▶ [What to work on] Could you give the data below again, exactly and completely?

Records about charts and figures

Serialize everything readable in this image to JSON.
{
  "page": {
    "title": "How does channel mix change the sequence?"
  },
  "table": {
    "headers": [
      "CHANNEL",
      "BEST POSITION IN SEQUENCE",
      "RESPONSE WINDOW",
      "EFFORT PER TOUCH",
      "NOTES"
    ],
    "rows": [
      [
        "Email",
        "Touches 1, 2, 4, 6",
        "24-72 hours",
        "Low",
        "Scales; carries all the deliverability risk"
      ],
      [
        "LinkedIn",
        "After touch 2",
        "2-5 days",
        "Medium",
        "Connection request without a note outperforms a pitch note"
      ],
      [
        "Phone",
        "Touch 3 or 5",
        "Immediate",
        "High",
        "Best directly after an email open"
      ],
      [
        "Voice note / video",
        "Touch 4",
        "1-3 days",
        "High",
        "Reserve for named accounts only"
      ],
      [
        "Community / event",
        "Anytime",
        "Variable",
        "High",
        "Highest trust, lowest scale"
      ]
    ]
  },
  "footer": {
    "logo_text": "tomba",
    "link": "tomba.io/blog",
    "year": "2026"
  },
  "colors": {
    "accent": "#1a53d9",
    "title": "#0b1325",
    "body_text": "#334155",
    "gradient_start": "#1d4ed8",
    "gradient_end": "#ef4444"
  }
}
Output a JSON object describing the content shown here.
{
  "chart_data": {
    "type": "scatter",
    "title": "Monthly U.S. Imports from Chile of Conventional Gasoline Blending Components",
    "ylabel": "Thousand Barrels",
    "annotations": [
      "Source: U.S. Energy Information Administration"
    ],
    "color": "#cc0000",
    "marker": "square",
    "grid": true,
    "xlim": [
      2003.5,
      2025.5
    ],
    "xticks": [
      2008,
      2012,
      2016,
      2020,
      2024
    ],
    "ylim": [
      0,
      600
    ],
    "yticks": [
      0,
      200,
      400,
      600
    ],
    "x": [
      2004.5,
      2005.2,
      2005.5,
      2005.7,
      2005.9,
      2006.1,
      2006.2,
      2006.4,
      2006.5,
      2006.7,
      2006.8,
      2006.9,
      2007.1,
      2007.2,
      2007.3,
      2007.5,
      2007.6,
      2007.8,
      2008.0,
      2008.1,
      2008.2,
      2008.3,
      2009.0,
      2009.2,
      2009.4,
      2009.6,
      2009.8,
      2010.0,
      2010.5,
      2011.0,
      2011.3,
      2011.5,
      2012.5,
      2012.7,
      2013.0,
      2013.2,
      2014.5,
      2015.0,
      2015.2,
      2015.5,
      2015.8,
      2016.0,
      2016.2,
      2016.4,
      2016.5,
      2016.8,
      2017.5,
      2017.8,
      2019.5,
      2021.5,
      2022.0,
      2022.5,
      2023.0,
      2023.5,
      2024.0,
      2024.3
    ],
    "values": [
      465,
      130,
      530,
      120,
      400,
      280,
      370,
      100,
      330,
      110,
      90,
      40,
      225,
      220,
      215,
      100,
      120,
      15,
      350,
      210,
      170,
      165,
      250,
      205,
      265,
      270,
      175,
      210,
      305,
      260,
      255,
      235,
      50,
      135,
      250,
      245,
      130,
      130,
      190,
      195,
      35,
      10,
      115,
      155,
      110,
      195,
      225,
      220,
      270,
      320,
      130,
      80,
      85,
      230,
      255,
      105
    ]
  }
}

▶ [Response to this exercise]
Serialize everything readable in this image to JSON.
{
  "page": {
    "title": "How does channel mix change the sequence?"
  },
  "table": {
    "headers": [
      "CHANNEL",
      "BEST POSITION IN SEQUENCE",
      "RESPONSE WINDOW",
      "EFFORT PER TOUCH",
      "NOTES"
    ],
    "rows": [
      [
        "Email",
        "Touches 1, 2, 4, 6",
        "24-72 hours",
        "Low",
        "Scales; carries all the deliverability risk"
      ],
      [
        "LinkedIn",
        "After touch 2",
        "2-5 days",
        "Medium",
        "Connection request without a note outperforms a pitch note"
      ],
      [
        "Phone",
        "Touch 3 or 5",
        "Immediate",
        "High",
        "Best directly after an email open"
      ],
      [
        "Voice note / video",
        "Touch 4",
        "1-3 days",
        "High",
        "Reserve for named accounts only"
      ],
      [
        "Community / event",
        "Anytime",
        "Variable",
        "High",
        "Highest trust, lowest scale"
      ]
    ]
  },
  "footer": {
    "logo_text": "tomba",
    "link": "tomba.io/blog",
    "year": "2026"
  },
  "colors": {
    "accent": "#1a53d9",
    "title": "#0b1325",
    "body_text": "#334155",
    "gradient_start": "#1d4ed8",
    "gradient_end": "#ef4444"
  }
}
Output a JSON object describing the content shown here.
{
  "chart_data": {
    "type": "scatter",
    "title": "Monthly U.S. Imports from Chile of Conventional Gasoline Blending Components",
    "ylabel": "Thousand Barrels",
    "annotations": [
      "Source: U.S. Energy Information Administration"
    ],
    "color": "#cc0000",
    "marker": "square",
    "grid": true,
    "xlim": [
      2003.5,
      2025.5
    ],
    "xticks": [
      2008,
      2012,
      2016,
      2020,
      2024
    ],
    "ylim": [
      0,
      600
    ],
    "yticks": [
      0,
      200,
      400,
      600
    ],
    "x": [
      2004.5,
      2005.2,
      2005.5,
      2005.7,
      2005.9,
      2006.1,
      2006.2,
      2006.4,
      2006.5,
      2006.7,
      2006.8,
      2006.9,
      2007.1,
      2007.2,
      2007.3,
      2007.5,
      2007.6,
      2007.8,
      2008.0,
      2008.1,
      2008.2,
      2008.3,
      2009.0,
      2009.2,
      2009.4,
      2009.6,
      2009.8,
      2010.0,
      2010.5,
      2011.0,
      2011.3,
      2011.5,
      2012.5,
      2012.7,
      2013.0,
      2013.2,
      2014.5,
      2015.0,
      2015.2,
      2015.5,
      2015.8,
      2016.0,
      2016.2,
      2016.4,
      2016.5,
      2016.8,
      2017.5,
      2017.8,
      2019.5,
      2021.5,
      2022.0,
      2022.5,
      2023.0,
      2023.5,
      2024.0,
      2024.3
    ],
    "values": [
      465,
      130,
      530,
      120,
      400,
      280,
      370,
      100,
      330,
      110,
      90,
      40,
      225,
      220,
      215,
      100,
      120,
      15,
      350,
      210,
      170,
      165,
      250,
      205,
      265,
      270,
      175,
      210,
      305,
      260,
      255,
      235,
      50,
      135,
      250,
      245,
      130,
      130,
      190,
      195,
      35,
      10,
      115,
      155,
      110,
      195,
      225,
      220,
      270,
      320,
      130,
      80,
      85,
      230,
      255,
      105
    ]
  }
}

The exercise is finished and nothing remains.